What this task involves: Repeat the listing exactly as given, omitting every image.

Exercise inputs:
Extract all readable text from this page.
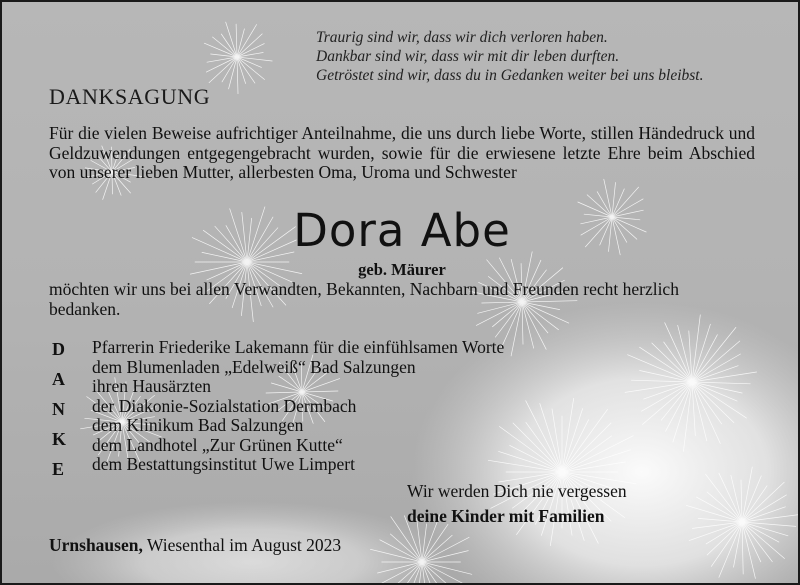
Traurig sind wir, dass wir dich verloren haben.
Dankbar sind wir, dass wir mit dir leben durften.
Getröstet sind wir, dass du in Gedanken weiter bei uns bleibst.
DANKSAGUNG

Für die vielen Beweise aufrichtiger Anteilnahme, die uns durch liebe Worte, stillen Händedruck und Geldzuwendungen entgegengebracht wurden, sowie für die erwiesene letzte Ehre beim Abschied von unserer lieben Mutter, allerbesten Oma, Uroma und Schwester

Dora Abe
geb. Mäurer

möchten wir uns bei allen Verwandten, Bekannten, Nachbarn und Freunden recht herzlich bedanken.

D
A
N
K
E
Pfarrerin Friederike Lakemann für die einfühlsamen Worte
dem Blumenladen „Edelweiß“ Bad Salzungen
ihren Hausärzten
der Diakonie-Sozialstation Dermbach
dem Klinikum Bad Salzungen
dem Landhotel „Zur Grünen Kutte“
dem Bestattungsinstitut Uwe Limpert
Wir werden Dich nie vergessen
deine Kinder mit Familien
Urnshausen, Wiesenthal im August 2023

Solution to this exercise:
Extract all readable text from this page.
Traurig sind wir, dass wir dich verloren haben.
Dankbar sind wir, dass wir mit dir leben durften.
Getröstet sind wir, dass du in Gedanken weiter bei uns bleibst.
DANKSAGUNG

Für die vielen Beweise aufrichtiger Anteilnahme, die uns durch liebe Worte, stillen Händedruck und Geldzuwendungen entgegengebracht wurden, sowie für die erwiesene letzte Ehre beim Abschied von unserer lieben Mutter, allerbesten Oma, Uroma und Schwester

Dora Abe
geb. Mäurer

möchten wir uns bei allen Verwandten, Bekannten, Nachbarn und Freunden recht herzlich bedanken.

D
A
N
K
E
Pfarrerin Friederike Lakemann für die einfühlsamen Worte
dem Blumenladen „Edelweiß“ Bad Salzungen
ihren Hausärzten
der Diakonie-Sozialstation Dermbach
dem Klinikum Bad Salzungen
dem Landhotel „Zur Grünen Kutte“
dem Bestattungsinstitut Uwe Limpert
Wir werden Dich nie vergessen
deine Kinder mit Familien
Urnshausen, Wiesenthal im August 2023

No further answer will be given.